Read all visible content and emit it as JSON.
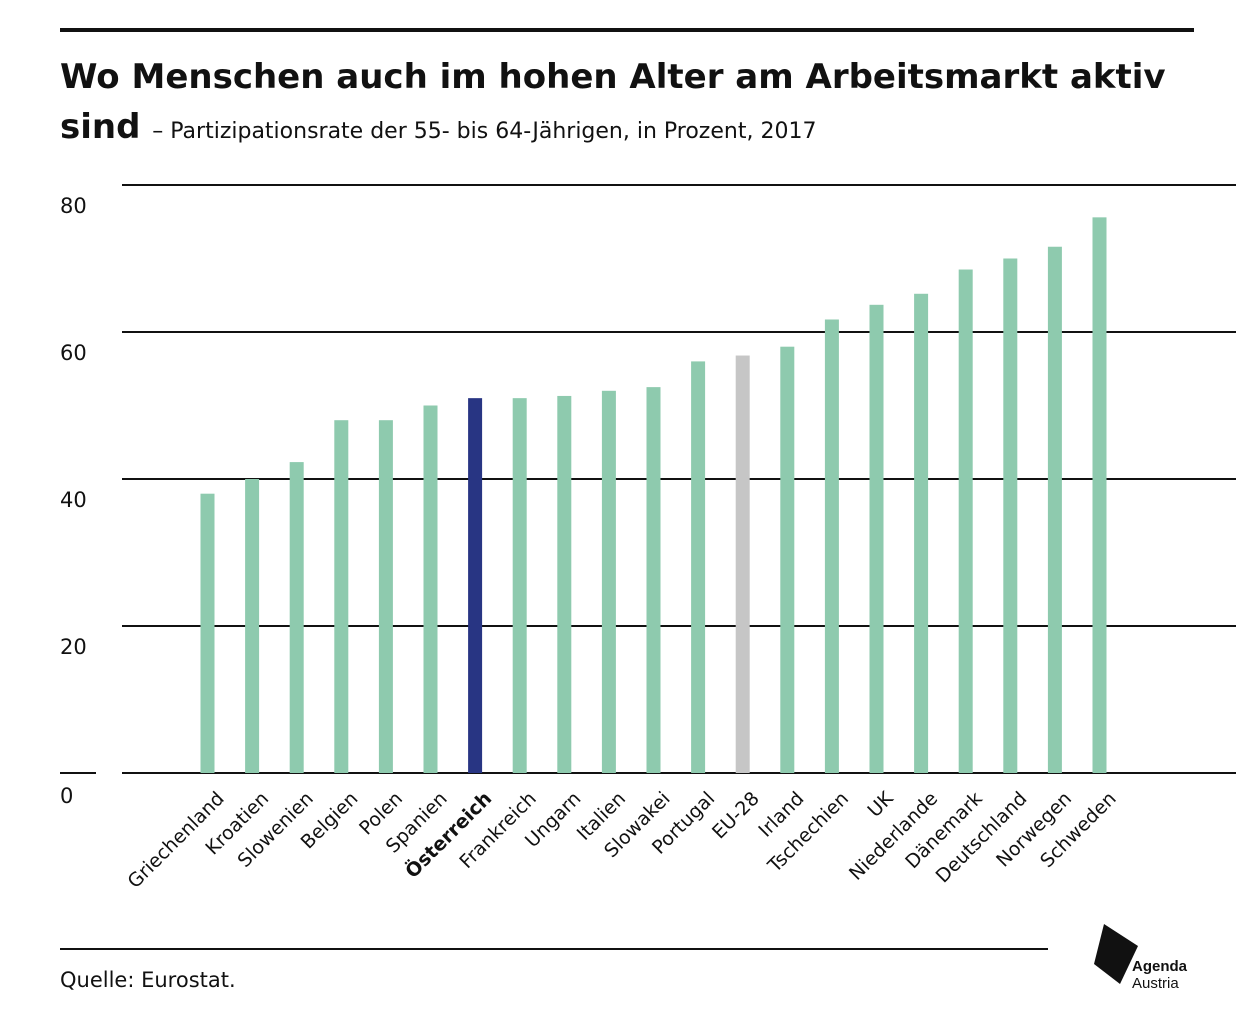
{
  "header": {
    "title": "Wo Menschen auch im hohen Alter am Arbeitsmarkt aktiv sind",
    "subtitle": "– Partizipationsrate der 55- bis 64-Jährigen, in Prozent, 2017"
  },
  "footer": {
    "source": "Quelle: Eurostat."
  },
  "logo": {
    "line1": "Agenda",
    "line2": "Austria"
  },
  "colors": {
    "bar": "#8ecaae",
    "highlight": "#283583",
    "eu": "#c6c6c6",
    "grid": "#111111",
    "text": "#111111"
  },
  "chart_data": {
    "type": "bar",
    "categories": [
      "Griechenland",
      "Kroatien",
      "Slowenien",
      "Belgien",
      "Polen",
      "Spanien",
      "Österreich",
      "Frankreich",
      "Ungarn",
      "Italien",
      "Slowakei",
      "Portugal",
      "EU-28",
      "Irland",
      "Tschechien",
      "UK",
      "Niederlande",
      "Dänemark",
      "Deutschland",
      "Norwegen",
      "Schweden"
    ],
    "values": [
      38.0,
      40.0,
      42.3,
      48.0,
      48.0,
      50.0,
      51.0,
      51.0,
      51.3,
      52.0,
      52.5,
      56.0,
      56.8,
      58.0,
      61.7,
      63.7,
      65.2,
      68.5,
      70.0,
      71.6,
      75.6
    ],
    "highlight": "Österreich",
    "reference": "EU-28",
    "yticks": [
      0,
      20,
      40,
      60,
      80
    ],
    "ylim": [
      0,
      80
    ],
    "grid": true,
    "xlabel": "",
    "ylabel": ""
  }
}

| EXERCISE BRIEF |
Pictures are excluded; copy all other data exactly as shown.

| WRITTEN ANSWER |
Read all visible content and emit it as JSON.
{
  "header": {
    "title": "Wo Menschen auch im hohen Alter am Arbeitsmarkt aktiv sind",
    "subtitle": "– Partizipationsrate der 55- bis 64-Jährigen, in Prozent, 2017"
  },
  "footer": {
    "source": "Quelle: Eurostat."
  },
  "logo": {
    "line1": "Agenda",
    "line2": "Austria"
  },
  "colors": {
    "bar": "#8ecaae",
    "highlight": "#283583",
    "eu": "#c6c6c6",
    "grid": "#111111",
    "text": "#111111"
  },
  "chart_data": {
    "type": "bar",
    "categories": [
      "Griechenland",
      "Kroatien",
      "Slowenien",
      "Belgien",
      "Polen",
      "Spanien",
      "Österreich",
      "Frankreich",
      "Ungarn",
      "Italien",
      "Slowakei",
      "Portugal",
      "EU-28",
      "Irland",
      "Tschechien",
      "UK",
      "Niederlande",
      "Dänemark",
      "Deutschland",
      "Norwegen",
      "Schweden"
    ],
    "values": [
      38.0,
      40.0,
      42.3,
      48.0,
      48.0,
      50.0,
      51.0,
      51.0,
      51.3,
      52.0,
      52.5,
      56.0,
      56.8,
      58.0,
      61.7,
      63.7,
      65.2,
      68.5,
      70.0,
      71.6,
      75.6
    ],
    "highlight": "Österreich",
    "reference": "EU-28",
    "yticks": [
      0,
      20,
      40,
      60,
      80
    ],
    "ylim": [
      0,
      80
    ],
    "grid": true,
    "xlabel": "",
    "ylabel": ""
  }
}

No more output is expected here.